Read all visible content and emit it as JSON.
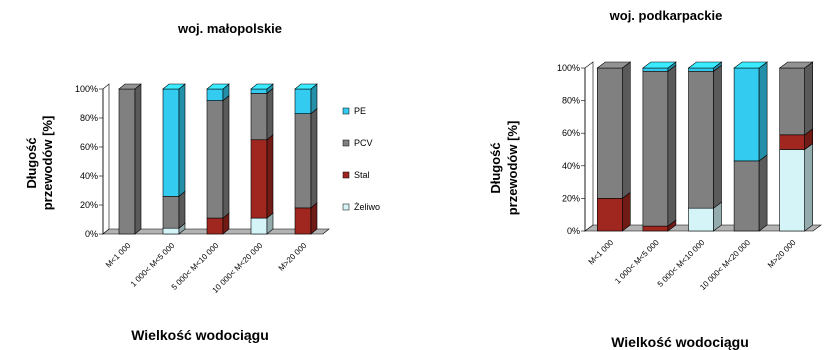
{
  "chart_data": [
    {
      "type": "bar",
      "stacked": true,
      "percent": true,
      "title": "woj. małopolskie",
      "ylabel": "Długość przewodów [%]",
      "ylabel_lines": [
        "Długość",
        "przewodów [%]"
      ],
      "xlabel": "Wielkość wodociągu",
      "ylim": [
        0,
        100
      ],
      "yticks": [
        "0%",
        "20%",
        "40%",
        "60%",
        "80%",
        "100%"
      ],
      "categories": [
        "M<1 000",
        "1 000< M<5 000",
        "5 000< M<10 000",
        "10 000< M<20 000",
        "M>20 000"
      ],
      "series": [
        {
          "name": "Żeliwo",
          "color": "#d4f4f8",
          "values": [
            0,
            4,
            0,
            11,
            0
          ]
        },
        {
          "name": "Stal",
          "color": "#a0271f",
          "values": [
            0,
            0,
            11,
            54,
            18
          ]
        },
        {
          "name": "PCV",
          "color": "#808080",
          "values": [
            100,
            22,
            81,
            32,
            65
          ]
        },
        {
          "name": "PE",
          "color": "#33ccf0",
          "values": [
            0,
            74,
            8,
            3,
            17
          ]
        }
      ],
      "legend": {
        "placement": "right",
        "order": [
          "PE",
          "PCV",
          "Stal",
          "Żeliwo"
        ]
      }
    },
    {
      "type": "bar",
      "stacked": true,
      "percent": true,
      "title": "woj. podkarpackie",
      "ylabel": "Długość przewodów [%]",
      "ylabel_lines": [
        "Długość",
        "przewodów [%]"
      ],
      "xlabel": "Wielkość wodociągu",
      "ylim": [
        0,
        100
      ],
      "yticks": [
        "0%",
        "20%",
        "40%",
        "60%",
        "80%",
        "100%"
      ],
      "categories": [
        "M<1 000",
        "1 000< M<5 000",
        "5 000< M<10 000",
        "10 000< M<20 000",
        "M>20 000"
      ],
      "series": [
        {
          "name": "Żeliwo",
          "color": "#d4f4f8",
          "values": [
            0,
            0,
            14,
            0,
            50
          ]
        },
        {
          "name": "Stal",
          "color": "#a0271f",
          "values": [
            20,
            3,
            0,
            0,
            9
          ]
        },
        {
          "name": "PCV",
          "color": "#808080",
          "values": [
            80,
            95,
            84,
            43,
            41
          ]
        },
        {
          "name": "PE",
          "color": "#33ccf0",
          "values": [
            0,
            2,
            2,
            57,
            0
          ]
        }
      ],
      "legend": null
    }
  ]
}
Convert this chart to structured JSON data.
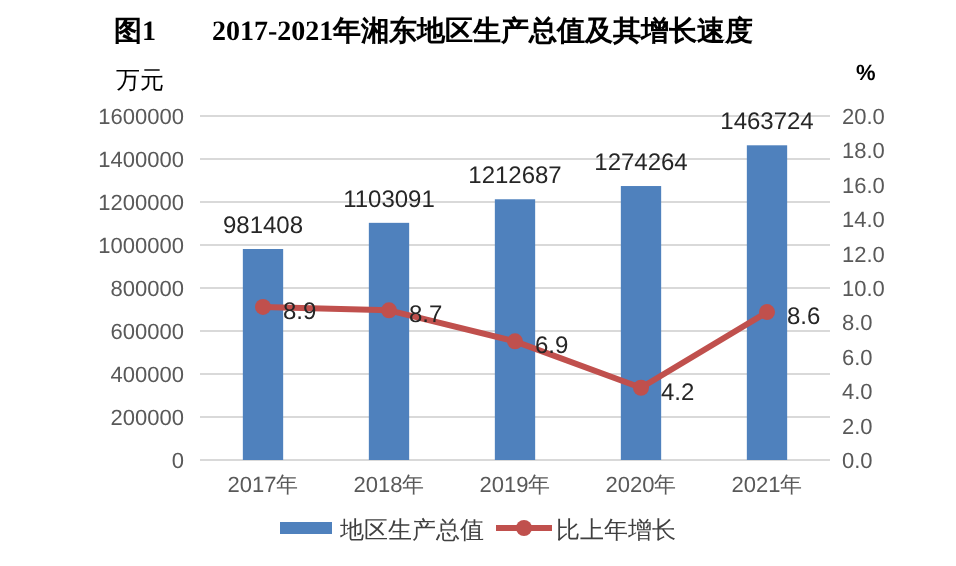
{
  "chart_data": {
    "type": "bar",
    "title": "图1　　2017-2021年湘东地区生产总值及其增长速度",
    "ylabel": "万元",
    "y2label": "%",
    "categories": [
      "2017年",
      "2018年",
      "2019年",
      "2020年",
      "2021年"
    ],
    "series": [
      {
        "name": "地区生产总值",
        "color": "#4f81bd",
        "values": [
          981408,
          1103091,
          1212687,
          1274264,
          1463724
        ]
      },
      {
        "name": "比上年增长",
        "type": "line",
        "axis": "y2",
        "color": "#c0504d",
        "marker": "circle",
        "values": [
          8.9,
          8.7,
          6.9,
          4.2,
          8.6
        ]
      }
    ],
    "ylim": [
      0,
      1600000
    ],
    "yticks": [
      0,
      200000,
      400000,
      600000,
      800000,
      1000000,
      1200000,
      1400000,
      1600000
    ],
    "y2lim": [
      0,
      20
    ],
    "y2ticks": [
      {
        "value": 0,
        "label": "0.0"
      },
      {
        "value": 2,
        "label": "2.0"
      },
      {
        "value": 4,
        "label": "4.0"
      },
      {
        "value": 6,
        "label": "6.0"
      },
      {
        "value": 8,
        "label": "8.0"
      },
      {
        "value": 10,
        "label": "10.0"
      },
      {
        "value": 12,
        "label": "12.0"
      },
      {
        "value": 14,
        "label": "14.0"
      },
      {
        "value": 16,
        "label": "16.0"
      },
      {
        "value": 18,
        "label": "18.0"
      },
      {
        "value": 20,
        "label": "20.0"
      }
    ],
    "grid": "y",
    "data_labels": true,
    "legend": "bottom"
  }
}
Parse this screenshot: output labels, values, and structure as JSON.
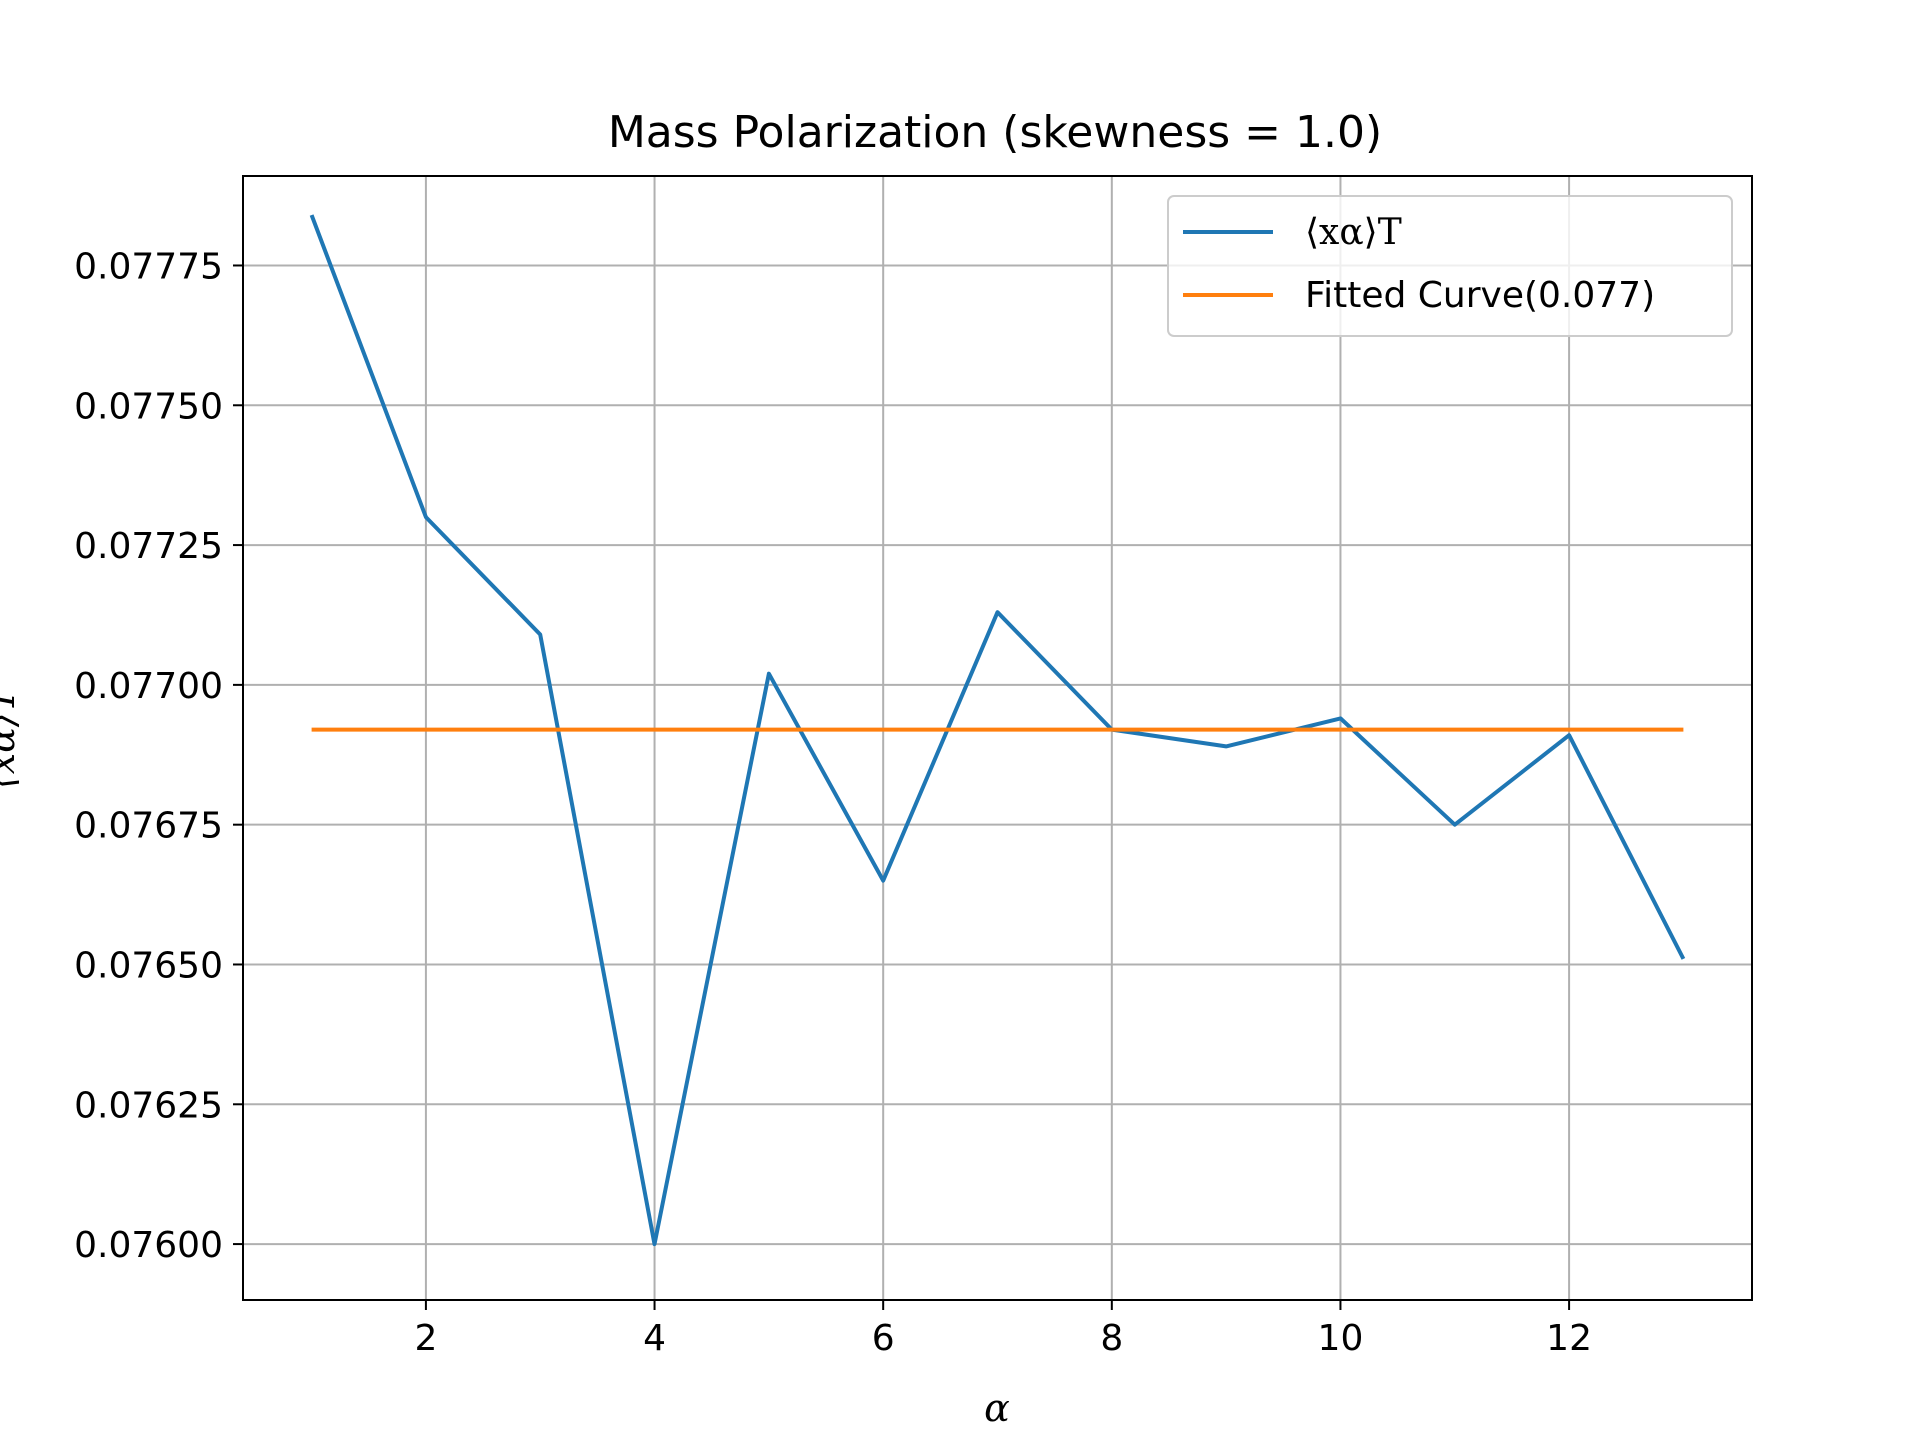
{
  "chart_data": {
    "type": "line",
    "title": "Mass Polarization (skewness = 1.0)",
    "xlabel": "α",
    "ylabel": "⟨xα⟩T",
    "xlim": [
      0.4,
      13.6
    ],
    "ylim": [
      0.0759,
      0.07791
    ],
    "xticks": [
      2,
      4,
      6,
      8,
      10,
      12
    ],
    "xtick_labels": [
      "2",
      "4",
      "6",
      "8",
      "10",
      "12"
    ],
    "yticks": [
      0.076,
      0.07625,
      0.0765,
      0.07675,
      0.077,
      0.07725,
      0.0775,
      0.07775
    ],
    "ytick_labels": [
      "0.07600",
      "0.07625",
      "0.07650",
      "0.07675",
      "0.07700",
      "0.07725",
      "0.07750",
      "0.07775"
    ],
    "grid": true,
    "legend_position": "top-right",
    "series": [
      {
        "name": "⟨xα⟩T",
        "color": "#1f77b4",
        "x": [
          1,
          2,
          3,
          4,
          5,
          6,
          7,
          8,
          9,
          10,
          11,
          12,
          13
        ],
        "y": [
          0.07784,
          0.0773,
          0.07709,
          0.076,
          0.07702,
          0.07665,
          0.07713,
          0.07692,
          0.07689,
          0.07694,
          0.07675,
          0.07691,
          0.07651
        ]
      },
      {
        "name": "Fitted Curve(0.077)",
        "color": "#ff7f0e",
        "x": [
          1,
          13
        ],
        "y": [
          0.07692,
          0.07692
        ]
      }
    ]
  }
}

****************************************

# PROBLEM
Leave out the pictures and transcribe everything else exactly.

# THE ANSWER
Read all visible content and emit it as JSON.
{
  "chart_data": [
    {
      "type": "bar",
      "stacked": true,
      "percent": true,
      "title": "woj. małopolskie",
      "ylabel": "Długość przewodów [%]",
      "ylabel_lines": [
        "Długość",
        "przewodów [%]"
      ],
      "xlabel": "Wielkość wodociągu",
      "ylim": [
        0,
        100
      ],
      "yticks": [
        "0%",
        "20%",
        "40%",
        "60%",
        "80%",
        "100%"
      ],
      "categories": [
        "M<1 000",
        "1 000< M<5 000",
        "5 000< M<10 000",
        "10 000< M<20 000",
        "M>20 000"
      ],
      "series": [
        {
          "name": "Żeliwo",
          "color": "#d4f4f8",
          "values": [
            0,
            4,
            0,
            11,
            0
          ]
        },
        {
          "name": "Stal",
          "color": "#a0271f",
          "values": [
            0,
            0,
            11,
            54,
            18
          ]
        },
        {
          "name": "PCV",
          "color": "#808080",
          "values": [
            100,
            22,
            81,
            32,
            65
          ]
        },
        {
          "name": "PE",
          "color": "#33ccf0",
          "values": [
            0,
            74,
            8,
            3,
            17
          ]
        }
      ],
      "legend": {
        "placement": "right",
        "order": [
          "PE",
          "PCV",
          "Stal",
          "Żeliwo"
        ]
      }
    },
    {
      "type": "bar",
      "stacked": true,
      "percent": true,
      "title": "woj. podkarpackie",
      "ylabel": "Długość przewodów [%]",
      "ylabel_lines": [
        "Długość",
        "przewodów [%]"
      ],
      "xlabel": "Wielkość wodociągu",
      "ylim": [
        0,
        100
      ],
      "yticks": [
        "0%",
        "20%",
        "40%",
        "60%",
        "80%",
        "100%"
      ],
      "categories": [
        "M<1 000",
        "1 000< M<5 000",
        "5 000< M<10 000",
        "10 000< M<20 000",
        "M>20 000"
      ],
      "series": [
        {
          "name": "Żeliwo",
          "color": "#d4f4f8",
          "values": [
            0,
            0,
            14,
            0,
            50
          ]
        },
        {
          "name": "Stal",
          "color": "#a0271f",
          "values": [
            20,
            3,
            0,
            0,
            9
          ]
        },
        {
          "name": "PCV",
          "color": "#808080",
          "values": [
            80,
            95,
            84,
            43,
            41
          ]
        },
        {
          "name": "PE",
          "color": "#33ccf0",
          "values": [
            0,
            2,
            2,
            57,
            0
          ]
        }
      ],
      "legend": null
    }
  ]
}
Convert this chart to structured JSON data.
{
  "chart_data": {
    "type": "bar",
    "title": "图1　　2017-2021年湘东地区生产总值及其增长速度",
    "ylabel": "万元",
    "y2label": "%",
    "categories": [
      "2017年",
      "2018年",
      "2019年",
      "2020年",
      "2021年"
    ],
    "series": [
      {
        "name": "地区生产总值",
        "color": "#4f81bd",
        "values": [
          981408,
          1103091,
          1212687,
          1274264,
          1463724
        ]
      },
      {
        "name": "比上年增长",
        "type": "line",
        "axis": "y2",
        "color": "#c0504d",
        "marker": "circle",
        "values": [
          8.9,
          8.7,
          6.9,
          4.2,
          8.6
        ]
      }
    ],
    "ylim": [
      0,
      1600000
    ],
    "yticks": [
      0,
      200000,
      400000,
      600000,
      800000,
      1000000,
      1200000,
      1400000,
      1600000
    ],
    "y2lim": [
      0,
      20
    ],
    "y2ticks": [
      {
        "value": 0,
        "label": "0.0"
      },
      {
        "value": 2,
        "label": "2.0"
      },
      {
        "value": 4,
        "label": "4.0"
      },
      {
        "value": 6,
        "label": "6.0"
      },
      {
        "value": 8,
        "label": "8.0"
      },
      {
        "value": 10,
        "label": "10.0"
      },
      {
        "value": 12,
        "label": "12.0"
      },
      {
        "value": 14,
        "label": "14.0"
      },
      {
        "value": 16,
        "label": "16.0"
      },
      {
        "value": 18,
        "label": "18.0"
      },
      {
        "value": 20,
        "label": "20.0"
      }
    ],
    "grid": "y",
    "data_labels": true,
    "legend": "bottom"
  }
}
Parse this screenshot: output labels, values, and structure as JSON.
{
  "chart_data": {
    "type": "line",
    "title": "Mass Polarization (skewness = 1.0)",
    "xlabel": "α",
    "ylabel": "⟨xα⟩T",
    "xlim": [
      0.4,
      13.6
    ],
    "ylim": [
      0.0759,
      0.07791
    ],
    "xticks": [
      2,
      4,
      6,
      8,
      10,
      12
    ],
    "xtick_labels": [
      "2",
      "4",
      "6",
      "8",
      "10",
      "12"
    ],
    "yticks": [
      0.076,
      0.07625,
      0.0765,
      0.07675,
      0.077,
      0.07725,
      0.0775,
      0.07775
    ],
    "ytick_labels": [
      "0.07600",
      "0.07625",
      "0.07650",
      "0.07675",
      "0.07700",
      "0.07725",
      "0.07750",
      "0.07775"
    ],
    "grid": true,
    "legend_position": "top-right",
    "series": [
      {
        "name": "⟨xα⟩T",
        "color": "#1f77b4",
        "x": [
          1,
          2,
          3,
          4,
          5,
          6,
          7,
          8,
          9,
          10,
          11,
          12,
          13
        ],
        "y": [
          0.07784,
          0.0773,
          0.07709,
          0.076,
          0.07702,
          0.07665,
          0.07713,
          0.07692,
          0.07689,
          0.07694,
          0.07675,
          0.07691,
          0.07651
        ]
      },
      {
        "name": "Fitted Curve(0.077)",
        "color": "#ff7f0e",
        "x": [
          1,
          13
        ],
        "y": [
          0.07692,
          0.07692
        ]
      }
    ]
  }
}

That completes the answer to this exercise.